-- Aim --
Go through the entries below and write each one out exactly.

[Data entries for graphics]

╭──

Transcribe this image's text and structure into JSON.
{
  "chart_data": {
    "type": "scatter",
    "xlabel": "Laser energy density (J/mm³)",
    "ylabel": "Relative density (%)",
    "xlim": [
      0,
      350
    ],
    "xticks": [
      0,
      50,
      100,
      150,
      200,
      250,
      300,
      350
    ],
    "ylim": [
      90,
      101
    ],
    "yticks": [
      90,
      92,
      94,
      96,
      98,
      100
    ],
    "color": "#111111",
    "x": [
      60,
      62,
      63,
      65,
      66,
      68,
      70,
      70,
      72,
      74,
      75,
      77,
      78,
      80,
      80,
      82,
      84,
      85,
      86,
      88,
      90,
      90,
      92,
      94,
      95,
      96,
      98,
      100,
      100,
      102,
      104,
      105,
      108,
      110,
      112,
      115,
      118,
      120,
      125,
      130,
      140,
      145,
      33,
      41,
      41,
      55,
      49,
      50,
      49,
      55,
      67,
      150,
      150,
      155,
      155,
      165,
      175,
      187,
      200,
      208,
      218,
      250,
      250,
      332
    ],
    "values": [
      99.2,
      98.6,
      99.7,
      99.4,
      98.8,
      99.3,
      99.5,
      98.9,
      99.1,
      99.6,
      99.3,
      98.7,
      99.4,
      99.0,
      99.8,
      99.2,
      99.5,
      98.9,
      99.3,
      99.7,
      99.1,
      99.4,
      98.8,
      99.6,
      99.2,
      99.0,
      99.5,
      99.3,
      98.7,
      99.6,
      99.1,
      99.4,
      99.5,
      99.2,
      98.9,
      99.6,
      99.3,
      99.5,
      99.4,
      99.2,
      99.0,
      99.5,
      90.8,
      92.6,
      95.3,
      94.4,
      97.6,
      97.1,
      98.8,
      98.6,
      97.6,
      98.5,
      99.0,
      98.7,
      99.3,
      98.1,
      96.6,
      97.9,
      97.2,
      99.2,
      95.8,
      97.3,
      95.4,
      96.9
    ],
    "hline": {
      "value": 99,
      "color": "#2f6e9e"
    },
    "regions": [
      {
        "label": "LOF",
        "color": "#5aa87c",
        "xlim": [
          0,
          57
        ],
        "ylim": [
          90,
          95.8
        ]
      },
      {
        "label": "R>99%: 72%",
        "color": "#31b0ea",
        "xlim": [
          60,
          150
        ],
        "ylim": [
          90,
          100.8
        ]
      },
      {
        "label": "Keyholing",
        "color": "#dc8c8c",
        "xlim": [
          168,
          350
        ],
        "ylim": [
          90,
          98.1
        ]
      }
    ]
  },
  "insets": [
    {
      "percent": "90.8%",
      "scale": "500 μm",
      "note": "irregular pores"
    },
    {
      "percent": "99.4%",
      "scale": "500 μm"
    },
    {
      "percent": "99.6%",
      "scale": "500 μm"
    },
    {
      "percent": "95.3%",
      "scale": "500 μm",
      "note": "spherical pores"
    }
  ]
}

╰──

-- Written solution --
Transcribe this image's text and structure into JSON.
{
  "chart_data": {
    "type": "scatter",
    "xlabel": "Laser energy density (J/mm³)",
    "ylabel": "Relative density (%)",
    "xlim": [
      0,
      350
    ],
    "xticks": [
      0,
      50,
      100,
      150,
      200,
      250,
      300,
      350
    ],
    "ylim": [
      90,
      101
    ],
    "yticks": [
      90,
      92,
      94,
      96,
      98,
      100
    ],
    "color": "#111111",
    "x": [
      60,
      62,
      63,
      65,
      66,
      68,
      70,
      70,
      72,
      74,
      75,
      77,
      78,
      80,
      80,
      82,
      84,
      85,
      86,
      88,
      90,
      90,
      92,
      94,
      95,
      96,
      98,
      100,
      100,
      102,
      104,
      105,
      108,
      110,
      112,
      115,
      118,
      120,
      125,
      130,
      140,
      145,
      33,
      41,
      41,
      55,
      49,
      50,
      49,
      55,
      67,
      150,
      150,
      155,
      155,
      165,
      175,
      187,
      200,
      208,
      218,
      250,
      250,
      332
    ],
    "values": [
      99.2,
      98.6,
      99.7,
      99.4,
      98.8,
      99.3,
      99.5,
      98.9,
      99.1,
      99.6,
      99.3,
      98.7,
      99.4,
      99.0,
      99.8,
      99.2,
      99.5,
      98.9,
      99.3,
      99.7,
      99.1,
      99.4,
      98.8,
      99.6,
      99.2,
      99.0,
      99.5,
      99.3,
      98.7,
      99.6,
      99.1,
      99.4,
      99.5,
      99.2,
      98.9,
      99.6,
      99.3,
      99.5,
      99.4,
      99.2,
      99.0,
      99.5,
      90.8,
      92.6,
      95.3,
      94.4,
      97.6,
      97.1,
      98.8,
      98.6,
      97.6,
      98.5,
      99.0,
      98.7,
      99.3,
      98.1,
      96.6,
      97.9,
      97.2,
      99.2,
      95.8,
      97.3,
      95.4,
      96.9
    ],
    "hline": {
      "value": 99,
      "color": "#2f6e9e"
    },
    "regions": [
      {
        "label": "LOF",
        "color": "#5aa87c",
        "xlim": [
          0,
          57
        ],
        "ylim": [
          90,
          95.8
        ]
      },
      {
        "label": "R>99%: 72%",
        "color": "#31b0ea",
        "xlim": [
          60,
          150
        ],
        "ylim": [
          90,
          100.8
        ]
      },
      {
        "label": "Keyholing",
        "color": "#dc8c8c",
        "xlim": [
          168,
          350
        ],
        "ylim": [
          90,
          98.1
        ]
      }
    ]
  },
  "insets": [
    {
      "percent": "90.8%",
      "scale": "500 μm",
      "note": "irregular pores"
    },
    {
      "percent": "99.4%",
      "scale": "500 μm"
    },
    {
      "percent": "99.6%",
      "scale": "500 μm"
    },
    {
      "percent": "95.3%",
      "scale": "500 μm",
      "note": "spherical pores"
    }
  ]
}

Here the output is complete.